▸ **Texte à lire**
Chronique Au commencement la nuit était musique de Alissa Walser

JEAN-MARC BRUNIER, Librairie Le Cadran lunaire, Mâcon

Je l’avoue, avant la lecture de ce roman, j’ignorais qui était Franz-Anton Mesmer. Et pourtant quel homme ! Alissa Walser rend un très bel hommage à l’inventeur de la théorie du magnétisme animal. Passionnant.

Vienne, janvier 1777. Franz-Anton Mesmer, docteur, magnétiseur de son état, voit arriver, au milieu des fortunés pensionnaires de sa maison de soin, la jeune Maria Theresia von Paradis, atteinte de cécité depuis l’âge de 3 ans. Maria Theresia est non seulement la fille de M. le secrétaire à la cour, mais aussi une pianiste de grande renommée à qui l’impératrice a alloué une pension. Au fil des semaines, au contact de Mesmer, la jeune fille semble peu à peu recouvrer la vue… en même temps que ses talents de pianiste disparaissent. À Vienne, on commence alors à douter des méthodes de Mesmer. L’écrivain allemand Alissa Walser nous invite à rencontrer celui qui fut l’un des premiers magnétiseurs de l’Histoire, mais aussi un grand amateur de musique et un riche mécène ami de Mozart et Haydn. Alissa Walser signe un magnifique portrait de Franz-Anton Mesmer, homme généreux à l’écoute des maux de ses contemporains, qui savait être attentif et guérir dans un monde encore peu disposé à accepter de telles méthodes. Entre roman historique et étude de mœurs, la romancière explore avec finesse et humour la bonne société viennoise de la fin du XVIIIe siècle.

▸ **Travail demandé**
Répondez aux questions suivantes d'après la chronique :
(a) Dans quelle ville et à quelle date Maria Theresia von Paradis arrive-t-elle dans la maison de soin de Mesmer ?
(b) Depuis quel âge la jeune fille est-elle atteinte de cécité ?
(c) De quels compositeurs Mesmer était-il l'ami ?

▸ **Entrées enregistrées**
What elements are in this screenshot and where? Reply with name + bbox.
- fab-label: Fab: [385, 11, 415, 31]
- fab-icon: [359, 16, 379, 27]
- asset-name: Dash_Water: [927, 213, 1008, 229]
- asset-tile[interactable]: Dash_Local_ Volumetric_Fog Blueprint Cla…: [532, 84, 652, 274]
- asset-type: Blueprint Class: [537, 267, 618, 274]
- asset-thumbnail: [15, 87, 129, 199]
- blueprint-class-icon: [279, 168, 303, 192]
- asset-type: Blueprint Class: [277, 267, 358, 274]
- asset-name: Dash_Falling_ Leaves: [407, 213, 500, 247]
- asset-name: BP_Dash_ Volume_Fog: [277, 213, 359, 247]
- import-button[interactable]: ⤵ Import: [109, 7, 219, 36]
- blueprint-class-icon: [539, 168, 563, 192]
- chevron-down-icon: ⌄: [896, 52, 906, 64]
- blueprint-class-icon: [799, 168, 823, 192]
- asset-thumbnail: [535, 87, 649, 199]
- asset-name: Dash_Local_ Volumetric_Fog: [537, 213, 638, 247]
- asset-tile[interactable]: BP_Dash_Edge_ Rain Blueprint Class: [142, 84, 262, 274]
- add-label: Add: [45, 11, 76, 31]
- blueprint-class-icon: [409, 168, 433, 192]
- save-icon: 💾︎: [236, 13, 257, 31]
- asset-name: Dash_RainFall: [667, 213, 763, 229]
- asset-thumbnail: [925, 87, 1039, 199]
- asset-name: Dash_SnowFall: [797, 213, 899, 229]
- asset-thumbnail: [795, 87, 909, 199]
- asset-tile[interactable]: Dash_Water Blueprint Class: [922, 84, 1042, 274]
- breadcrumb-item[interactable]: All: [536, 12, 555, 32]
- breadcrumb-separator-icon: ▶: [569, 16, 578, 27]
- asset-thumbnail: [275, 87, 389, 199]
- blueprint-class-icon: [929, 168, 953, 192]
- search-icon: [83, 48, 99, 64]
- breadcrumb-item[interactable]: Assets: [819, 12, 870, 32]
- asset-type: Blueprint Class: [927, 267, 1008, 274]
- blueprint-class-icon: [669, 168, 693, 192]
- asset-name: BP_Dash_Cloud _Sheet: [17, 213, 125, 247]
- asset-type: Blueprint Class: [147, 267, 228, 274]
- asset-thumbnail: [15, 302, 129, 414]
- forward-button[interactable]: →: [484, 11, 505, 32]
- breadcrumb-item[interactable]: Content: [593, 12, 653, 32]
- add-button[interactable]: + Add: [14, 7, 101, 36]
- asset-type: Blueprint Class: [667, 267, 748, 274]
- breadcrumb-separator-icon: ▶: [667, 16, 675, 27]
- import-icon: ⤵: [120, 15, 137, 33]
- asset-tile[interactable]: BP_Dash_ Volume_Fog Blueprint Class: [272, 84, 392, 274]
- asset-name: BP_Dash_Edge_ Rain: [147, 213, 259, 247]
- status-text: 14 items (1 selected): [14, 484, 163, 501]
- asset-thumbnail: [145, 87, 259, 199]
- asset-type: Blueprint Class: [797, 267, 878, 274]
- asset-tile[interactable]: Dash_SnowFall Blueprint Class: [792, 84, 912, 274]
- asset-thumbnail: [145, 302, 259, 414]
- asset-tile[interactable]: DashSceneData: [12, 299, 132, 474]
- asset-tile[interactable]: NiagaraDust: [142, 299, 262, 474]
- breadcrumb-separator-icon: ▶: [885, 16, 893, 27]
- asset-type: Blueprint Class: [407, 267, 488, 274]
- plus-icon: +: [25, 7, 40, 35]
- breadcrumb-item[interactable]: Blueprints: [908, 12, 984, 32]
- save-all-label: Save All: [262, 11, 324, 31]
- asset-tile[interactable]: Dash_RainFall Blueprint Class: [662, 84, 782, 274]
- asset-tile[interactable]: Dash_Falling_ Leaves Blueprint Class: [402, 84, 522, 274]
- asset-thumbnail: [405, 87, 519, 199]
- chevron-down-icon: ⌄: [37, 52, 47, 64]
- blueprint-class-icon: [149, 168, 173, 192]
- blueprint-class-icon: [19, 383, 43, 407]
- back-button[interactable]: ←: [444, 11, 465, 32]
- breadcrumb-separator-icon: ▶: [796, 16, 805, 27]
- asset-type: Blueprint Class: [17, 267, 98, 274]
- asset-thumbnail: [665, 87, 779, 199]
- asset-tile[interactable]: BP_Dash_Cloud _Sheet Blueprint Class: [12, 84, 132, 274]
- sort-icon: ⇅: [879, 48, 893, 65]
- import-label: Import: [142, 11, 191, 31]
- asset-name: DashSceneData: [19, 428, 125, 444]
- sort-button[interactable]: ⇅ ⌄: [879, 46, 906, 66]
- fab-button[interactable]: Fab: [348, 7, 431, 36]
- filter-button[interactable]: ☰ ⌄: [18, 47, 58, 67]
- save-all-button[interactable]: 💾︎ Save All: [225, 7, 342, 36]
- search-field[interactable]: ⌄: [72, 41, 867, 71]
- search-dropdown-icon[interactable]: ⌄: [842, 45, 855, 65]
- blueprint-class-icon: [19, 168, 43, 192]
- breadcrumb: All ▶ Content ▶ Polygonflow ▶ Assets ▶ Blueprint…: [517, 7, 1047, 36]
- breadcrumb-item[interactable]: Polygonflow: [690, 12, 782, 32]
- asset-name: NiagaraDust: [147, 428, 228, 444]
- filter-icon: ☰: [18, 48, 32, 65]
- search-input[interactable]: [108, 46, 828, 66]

▸ **Réponse attendue**
(a) À Vienne, en janvier 1777.
(b) Depuis l'âge de 3 ans.
(c) De Mozart et de Haydn.